**Problem to work on**
Gather up every line that includes the string "color".
== Data provided ==
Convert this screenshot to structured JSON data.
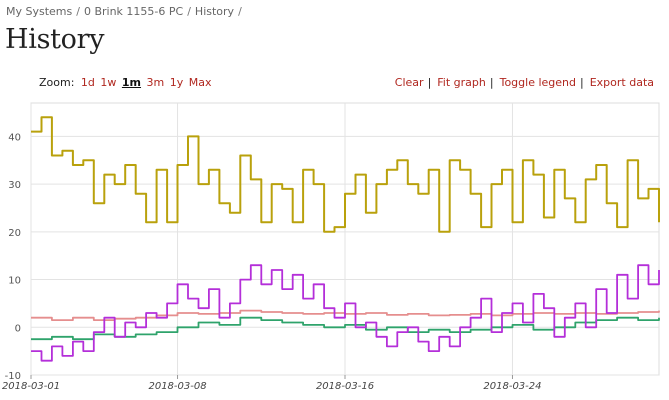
{
  "breadcrumb": {
    "items": [
      "My Systems",
      "0 Brink 1155-6 PC",
      "History"
    ],
    "separator": "/"
  },
  "page": {
    "title": "History"
  },
  "toolbar": {
    "zoom_label": "Zoom:",
    "zoom_options": [
      "1d",
      "1w",
      "1m",
      "3m",
      "1y",
      "Max"
    ],
    "zoom_active": "1m",
    "actions": [
      "Clear",
      "Fit graph",
      "Toggle legend",
      "Export data"
    ]
  },
  "chart_data": {
    "type": "line",
    "title": "",
    "xlabel": "",
    "ylabel": "",
    "xlim": [
      "2018-03-01",
      "2018-03-31"
    ],
    "ylim": [
      -10,
      47
    ],
    "y_ticks": [
      -10,
      0,
      10,
      20,
      30,
      40
    ],
    "x_ticks": [
      "2018-03-01",
      "2018-03-08",
      "2018-03-16",
      "2018-03-24"
    ],
    "grid": true,
    "legend": "hidden",
    "series": [
      {
        "color": "#b9a10c",
        "x": [
          "2018-03-01",
          "2018-03-01T12:00",
          "2018-03-02",
          "2018-03-02T12:00",
          "2018-03-03",
          "2018-03-03T12:00",
          "2018-03-04",
          "2018-03-04T12:00",
          "2018-03-05",
          "2018-03-05T12:00",
          "2018-03-06",
          "2018-03-06T12:00",
          "2018-03-07",
          "2018-03-07T12:00",
          "2018-03-08",
          "2018-03-08T12:00",
          "2018-03-09",
          "2018-03-09T12:00",
          "2018-03-10",
          "2018-03-10T12:00",
          "2018-03-11",
          "2018-03-11T12:00",
          "2018-03-12",
          "2018-03-12T12:00",
          "2018-03-13",
          "2018-03-13T12:00",
          "2018-03-14",
          "2018-03-14T12:00",
          "2018-03-15",
          "2018-03-15T12:00",
          "2018-03-16",
          "2018-03-16T12:00",
          "2018-03-17",
          "2018-03-17T12:00",
          "2018-03-18",
          "2018-03-18T12:00",
          "2018-03-19",
          "2018-03-19T12:00",
          "2018-03-20",
          "2018-03-20T12:00",
          "2018-03-21",
          "2018-03-21T12:00",
          "2018-03-22",
          "2018-03-22T12:00",
          "2018-03-23",
          "2018-03-23T12:00",
          "2018-03-24",
          "2018-03-24T12:00",
          "2018-03-25",
          "2018-03-25T12:00",
          "2018-03-26",
          "2018-03-26T12:00",
          "2018-03-27",
          "2018-03-27T12:00",
          "2018-03-28",
          "2018-03-28T12:00",
          "2018-03-29",
          "2018-03-29T12:00",
          "2018-03-30",
          "2018-03-30T12:00",
          "2018-03-31"
        ],
        "values": [
          41,
          44,
          36,
          37,
          34,
          35,
          26,
          32,
          30,
          34,
          28,
          22,
          33,
          22,
          34,
          40,
          30,
          33,
          26,
          24,
          36,
          31,
          22,
          30,
          29,
          22,
          33,
          30,
          20,
          21,
          28,
          32,
          24,
          30,
          33,
          35,
          30,
          28,
          33,
          20,
          35,
          33,
          28,
          21,
          30,
          33,
          22,
          35,
          32,
          23,
          33,
          27,
          22,
          31,
          34,
          26,
          21,
          35,
          27,
          29,
          22
        ]
      },
      {
        "color": "#e58e8e",
        "x": [
          "2018-03-01",
          "2018-03-02",
          "2018-03-03",
          "2018-03-04",
          "2018-03-05",
          "2018-03-06",
          "2018-03-07",
          "2018-03-08",
          "2018-03-09",
          "2018-03-10",
          "2018-03-11",
          "2018-03-12",
          "2018-03-13",
          "2018-03-14",
          "2018-03-15",
          "2018-03-16",
          "2018-03-17",
          "2018-03-18",
          "2018-03-19",
          "2018-03-20",
          "2018-03-21",
          "2018-03-22",
          "2018-03-23",
          "2018-03-24",
          "2018-03-25",
          "2018-03-26",
          "2018-03-27",
          "2018-03-28",
          "2018-03-29",
          "2018-03-30",
          "2018-03-31"
        ],
        "values": [
          2,
          1.5,
          2,
          1.5,
          1.8,
          2,
          2.5,
          3,
          2.8,
          3,
          3.5,
          3.2,
          3,
          2.8,
          3,
          2.8,
          3,
          2.6,
          2.8,
          2.5,
          2.6,
          2.8,
          2.5,
          2.8,
          3,
          2.8,
          3,
          2.8,
          3,
          3.2,
          3.5
        ]
      },
      {
        "color": "#2fa36b",
        "x": [
          "2018-03-01",
          "2018-03-02",
          "2018-03-03",
          "2018-03-04",
          "2018-03-05",
          "2018-03-06",
          "2018-03-07",
          "2018-03-08",
          "2018-03-09",
          "2018-03-10",
          "2018-03-11",
          "2018-03-12",
          "2018-03-13",
          "2018-03-14",
          "2018-03-15",
          "2018-03-16",
          "2018-03-17",
          "2018-03-18",
          "2018-03-19",
          "2018-03-20",
          "2018-03-21",
          "2018-03-22",
          "2018-03-23",
          "2018-03-24",
          "2018-03-25",
          "2018-03-26",
          "2018-03-27",
          "2018-03-28",
          "2018-03-29",
          "2018-03-30",
          "2018-03-31"
        ],
        "values": [
          -2.5,
          -2,
          -2.5,
          -1.5,
          -2,
          -1.5,
          -1,
          0,
          1,
          0.5,
          2,
          1.5,
          1,
          0.5,
          0,
          0.5,
          -0.5,
          0,
          -1,
          -0.5,
          -1,
          -0.5,
          0,
          0.5,
          -0.5,
          0,
          1,
          1.5,
          2,
          1.5,
          2
        ]
      },
      {
        "color": "#b42fd9",
        "x": [
          "2018-03-01",
          "2018-03-01T12:00",
          "2018-03-02",
          "2018-03-02T12:00",
          "2018-03-03",
          "2018-03-03T12:00",
          "2018-03-04",
          "2018-03-04T12:00",
          "2018-03-05",
          "2018-03-05T12:00",
          "2018-03-06",
          "2018-03-06T12:00",
          "2018-03-07",
          "2018-03-07T12:00",
          "2018-03-08",
          "2018-03-08T12:00",
          "2018-03-09",
          "2018-03-09T12:00",
          "2018-03-10",
          "2018-03-10T12:00",
          "2018-03-11",
          "2018-03-11T12:00",
          "2018-03-12",
          "2018-03-12T12:00",
          "2018-03-13",
          "2018-03-13T12:00",
          "2018-03-14",
          "2018-03-14T12:00",
          "2018-03-15",
          "2018-03-15T12:00",
          "2018-03-16",
          "2018-03-16T12:00",
          "2018-03-17",
          "2018-03-17T12:00",
          "2018-03-18",
          "2018-03-18T12:00",
          "2018-03-19",
          "2018-03-19T12:00",
          "2018-03-20",
          "2018-03-20T12:00",
          "2018-03-21",
          "2018-03-21T12:00",
          "2018-03-22",
          "2018-03-22T12:00",
          "2018-03-23",
          "2018-03-23T12:00",
          "2018-03-24",
          "2018-03-24T12:00",
          "2018-03-25",
          "2018-03-25T12:00",
          "2018-03-26",
          "2018-03-26T12:00",
          "2018-03-27",
          "2018-03-27T12:00",
          "2018-03-28",
          "2018-03-28T12:00",
          "2018-03-29",
          "2018-03-29T12:00",
          "2018-03-30",
          "2018-03-30T12:00",
          "2018-03-31"
        ],
        "values": [
          -5,
          -7,
          -4,
          -6,
          -3,
          -5,
          -1,
          2,
          -2,
          1,
          0,
          3,
          2,
          5,
          9,
          6,
          4,
          8,
          2,
          5,
          10,
          13,
          9,
          12,
          8,
          11,
          6,
          9,
          4,
          2,
          5,
          0,
          1,
          -2,
          -4,
          -1,
          0,
          -3,
          -5,
          -2,
          -4,
          0,
          2,
          6,
          -1,
          3,
          5,
          1,
          7,
          4,
          -2,
          2,
          5,
          0,
          8,
          3,
          11,
          6,
          13,
          9,
          12
        ]
      }
    ]
  }
}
===
**Written solution**
        "color": "#b9a10c",
        "color": "#e58e8e",
        "color": "#2fa36b",
        "color": "#b42fd9",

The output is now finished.